• EXERCISE DESCRIPTION
Copy the records below exactly as they are written.

• RECORDS PROVIDED
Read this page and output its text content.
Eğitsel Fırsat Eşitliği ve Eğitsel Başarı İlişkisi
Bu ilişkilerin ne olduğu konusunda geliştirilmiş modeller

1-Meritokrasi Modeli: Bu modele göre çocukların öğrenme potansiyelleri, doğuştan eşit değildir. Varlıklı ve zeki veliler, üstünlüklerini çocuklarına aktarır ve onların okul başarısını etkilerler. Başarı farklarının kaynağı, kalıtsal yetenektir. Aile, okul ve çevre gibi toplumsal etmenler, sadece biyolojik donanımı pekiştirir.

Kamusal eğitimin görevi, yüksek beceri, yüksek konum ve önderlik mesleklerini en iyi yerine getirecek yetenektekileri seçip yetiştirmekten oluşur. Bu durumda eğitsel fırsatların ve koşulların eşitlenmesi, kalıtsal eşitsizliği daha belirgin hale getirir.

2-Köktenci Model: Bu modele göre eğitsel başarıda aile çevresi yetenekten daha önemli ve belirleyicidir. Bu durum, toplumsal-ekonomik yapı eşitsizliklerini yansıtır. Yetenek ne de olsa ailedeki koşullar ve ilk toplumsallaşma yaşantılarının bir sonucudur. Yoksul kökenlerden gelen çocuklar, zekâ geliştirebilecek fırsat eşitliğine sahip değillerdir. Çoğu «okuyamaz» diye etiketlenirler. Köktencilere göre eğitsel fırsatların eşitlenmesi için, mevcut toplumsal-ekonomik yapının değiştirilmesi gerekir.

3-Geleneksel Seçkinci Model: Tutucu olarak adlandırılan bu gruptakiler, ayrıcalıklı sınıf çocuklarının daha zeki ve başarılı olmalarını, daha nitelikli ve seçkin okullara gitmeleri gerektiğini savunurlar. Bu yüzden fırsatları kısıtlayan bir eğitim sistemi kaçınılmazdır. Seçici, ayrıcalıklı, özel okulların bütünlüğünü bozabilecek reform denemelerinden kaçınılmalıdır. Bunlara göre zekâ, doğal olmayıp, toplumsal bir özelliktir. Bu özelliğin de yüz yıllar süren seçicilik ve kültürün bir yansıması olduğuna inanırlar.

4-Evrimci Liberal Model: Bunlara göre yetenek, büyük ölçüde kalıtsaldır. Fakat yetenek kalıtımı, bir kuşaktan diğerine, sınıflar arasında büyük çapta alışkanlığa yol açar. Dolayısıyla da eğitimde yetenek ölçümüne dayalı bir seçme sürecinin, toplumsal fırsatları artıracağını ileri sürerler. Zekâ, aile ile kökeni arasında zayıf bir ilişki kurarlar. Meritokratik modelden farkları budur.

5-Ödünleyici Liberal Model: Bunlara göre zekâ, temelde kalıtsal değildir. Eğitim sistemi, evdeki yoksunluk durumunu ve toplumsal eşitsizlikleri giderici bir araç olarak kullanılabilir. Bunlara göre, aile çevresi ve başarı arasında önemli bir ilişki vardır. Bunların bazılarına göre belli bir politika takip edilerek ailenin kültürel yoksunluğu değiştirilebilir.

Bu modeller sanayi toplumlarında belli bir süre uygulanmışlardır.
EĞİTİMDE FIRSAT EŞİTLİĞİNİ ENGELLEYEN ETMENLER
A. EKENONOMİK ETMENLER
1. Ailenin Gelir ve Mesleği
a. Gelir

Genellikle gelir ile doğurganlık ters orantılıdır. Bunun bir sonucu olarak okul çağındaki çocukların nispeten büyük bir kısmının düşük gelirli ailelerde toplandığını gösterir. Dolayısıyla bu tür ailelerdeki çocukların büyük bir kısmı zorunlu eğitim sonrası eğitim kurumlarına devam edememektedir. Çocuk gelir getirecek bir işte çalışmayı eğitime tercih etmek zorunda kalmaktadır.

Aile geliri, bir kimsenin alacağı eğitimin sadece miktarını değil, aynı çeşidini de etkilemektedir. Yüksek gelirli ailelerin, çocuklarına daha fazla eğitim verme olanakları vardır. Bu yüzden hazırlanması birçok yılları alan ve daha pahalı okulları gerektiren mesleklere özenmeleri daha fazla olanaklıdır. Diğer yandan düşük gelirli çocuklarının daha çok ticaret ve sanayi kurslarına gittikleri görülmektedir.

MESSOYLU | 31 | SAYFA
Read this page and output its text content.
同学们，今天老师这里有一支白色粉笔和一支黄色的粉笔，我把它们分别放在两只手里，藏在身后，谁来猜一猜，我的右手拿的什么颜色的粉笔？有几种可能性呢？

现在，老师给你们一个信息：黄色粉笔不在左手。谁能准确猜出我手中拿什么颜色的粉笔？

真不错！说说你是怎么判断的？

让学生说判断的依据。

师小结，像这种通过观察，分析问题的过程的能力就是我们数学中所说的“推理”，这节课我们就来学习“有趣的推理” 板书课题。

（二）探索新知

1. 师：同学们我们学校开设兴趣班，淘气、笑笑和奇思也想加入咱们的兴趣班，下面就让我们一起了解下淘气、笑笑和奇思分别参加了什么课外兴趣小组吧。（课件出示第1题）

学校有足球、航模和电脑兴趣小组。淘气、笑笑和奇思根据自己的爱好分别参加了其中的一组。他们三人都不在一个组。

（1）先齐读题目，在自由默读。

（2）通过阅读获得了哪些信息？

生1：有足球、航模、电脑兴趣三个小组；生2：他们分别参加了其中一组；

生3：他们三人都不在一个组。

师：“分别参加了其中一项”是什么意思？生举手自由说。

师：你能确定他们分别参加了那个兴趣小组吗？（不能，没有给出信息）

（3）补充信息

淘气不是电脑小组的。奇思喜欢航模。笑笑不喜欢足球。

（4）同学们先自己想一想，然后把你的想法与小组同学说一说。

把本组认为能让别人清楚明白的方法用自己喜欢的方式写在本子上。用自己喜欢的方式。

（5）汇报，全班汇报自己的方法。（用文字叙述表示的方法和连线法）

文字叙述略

• ANSWER TO THIS PROBLEM
Read this page and output its text content.
Eğitsel Fırsat Eşitliği ve Eğitsel Başarı İlişkisi
Bu ilişkilerin ne olduğu konusunda geliştirilmiş modeller

1-Meritokrasi Modeli: Bu modele göre çocukların öğrenme potansiyelleri, doğuştan eşit değildir. Varlıklı ve zeki veliler, üstünlüklerini çocuklarına aktarır ve onların okul başarısını etkilerler. Başarı farklarının kaynağı, kalıtsal yetenektir. Aile, okul ve çevre gibi toplumsal etmenler, sadece biyolojik donanımı pekiştirir.

Kamusal eğitimin görevi, yüksek beceri, yüksek konum ve önderlik mesleklerini en iyi yerine getirecek yetenektekileri seçip yetiştirmekten oluşur. Bu durumda eğitsel fırsatların ve koşulların eşitlenmesi, kalıtsal eşitsizliği daha belirgin hale getirir.

2-Köktenci Model: Bu modele göre eğitsel başarıda aile çevresi yetenekten daha önemli ve belirleyicidir. Bu durum, toplumsal-ekonomik yapı eşitsizliklerini yansıtır. Yetenek ne de olsa ailedeki koşullar ve ilk toplumsallaşma yaşantılarının bir sonucudur. Yoksul kökenlerden gelen çocuklar, zekâ geliştirebilecek fırsat eşitliğine sahip değillerdir. Çoğu «okuyamaz» diye etiketlenirler. Köktencilere göre eğitsel fırsatların eşitlenmesi için, mevcut toplumsal-ekonomik yapının değiştirilmesi gerekir.

3-Geleneksel Seçkinci Model: Tutucu olarak adlandırılan bu gruptakiler, ayrıcalıklı sınıf çocuklarının daha zeki ve başarılı olmalarını, daha nitelikli ve seçkin okullara gitmeleri gerektiğini savunurlar. Bu yüzden fırsatları kısıtlayan bir eğitim sistemi kaçınılmazdır. Seçici, ayrıcalıklı, özel okulların bütünlüğünü bozabilecek reform denemelerinden kaçınılmalıdır. Bunlara göre zekâ, doğal olmayıp, toplumsal bir özelliktir. Bu özelliğin de yüz yıllar süren seçicilik ve kültürün bir yansıması olduğuna inanırlar.

4-Evrimci Liberal Model: Bunlara göre yetenek, büyük ölçüde kalıtsaldır. Fakat yetenek kalıtımı, bir kuşaktan diğerine, sınıflar arasında büyük çapta alışkanlığa yol açar. Dolayısıyla da eğitimde yetenek ölçümüne dayalı bir seçme sürecinin, toplumsal fırsatları artıracağını ileri sürerler. Zekâ, aile ile kökeni arasında zayıf bir ilişki kurarlar. Meritokratik modelden farkları budur.

5-Ödünleyici Liberal Model: Bunlara göre zekâ, temelde kalıtsal değildir. Eğitim sistemi, evdeki yoksunluk durumunu ve toplumsal eşitsizlikleri giderici bir araç olarak kullanılabilir. Bunlara göre, aile çevresi ve başarı arasında önemli bir ilişki vardır. Bunların bazılarına göre belli bir politika takip edilerek ailenin kültürel yoksunluğu değiştirilebilir.

Bu modeller sanayi toplumlarında belli bir süre uygulanmışlardır.
EĞİTİMDE FIRSAT EŞİTLİĞİNİ ENGELLEYEN ETMENLER
A. EKENONOMİK ETMENLER
1. Ailenin Gelir ve Mesleği
a. Gelir

Genellikle gelir ile doğurganlık ters orantılıdır. Bunun bir sonucu olarak okul çağındaki çocukların nispeten büyük bir kısmının düşük gelirli ailelerde toplandığını gösterir. Dolayısıyla bu tür ailelerdeki çocukların büyük bir kısmı zorunlu eğitim sonrası eğitim kurumlarına devam edememektedir. Çocuk gelir getirecek bir işte çalışmayı eğitime tercih etmek zorunda kalmaktadır.

Aile geliri, bir kimsenin alacağı eğitimin sadece miktarını değil, aynı çeşidini de etkilemektedir. Yüksek gelirli ailelerin, çocuklarına daha fazla eğitim verme olanakları vardır. Bu yüzden hazırlanması birçok yılları alan ve daha pahalı okulları gerektiren mesleklere özenmeleri daha fazla olanaklıdır. Diğer yandan düşük gelirli çocuklarının daha çok ticaret ve sanayi kurslarına gittikleri görülmektedir.

MESSOYLU | 31 | SAYFA
Read this page and output its text content.
同学们，今天老师这里有一支白色粉笔和一支黄色的粉笔，我把它们分别放在两只手里，藏在身后，谁来猜一猜，我的右手拿的什么颜色的粉笔？有几种可能性呢？

现在，老师给你们一个信息：黄色粉笔不在左手。谁能准确猜出我手中拿什么颜色的粉笔？

真不错！说说你是怎么判断的？

让学生说判断的依据。

师小结，像这种通过观察，分析问题的过程的能力就是我们数学中所说的“推理”，这节课我们就来学习“有趣的推理” 板书课题。

（二）探索新知

1. 师：同学们我们学校开设兴趣班，淘气、笑笑和奇思也想加入咱们的兴趣班，下面就让我们一起了解下淘气、笑笑和奇思分别参加了什么课外兴趣小组吧。（课件出示第1题）

学校有足球、航模和电脑兴趣小组。淘气、笑笑和奇思根据自己的爱好分别参加了其中的一组。他们三人都不在一个组。

（1）先齐读题目，在自由默读。

（2）通过阅读获得了哪些信息？

生1：有足球、航模、电脑兴趣三个小组；生2：他们分别参加了其中一组；

生3：他们三人都不在一个组。

师：“分别参加了其中一项”是什么意思？生举手自由说。

师：你能确定他们分别参加了那个兴趣小组吗？（不能，没有给出信息）

（3）补充信息

淘气不是电脑小组的。奇思喜欢航模。笑笑不喜欢足球。

（4）同学们先自己想一想，然后把你的想法与小组同学说一说。

把本组认为能让别人清楚明白的方法用自己喜欢的方式写在本子上。用自己喜欢的方式。

（5）汇报，全班汇报自己的方法。（用文字叙述表示的方法和连线法）

文字叙述略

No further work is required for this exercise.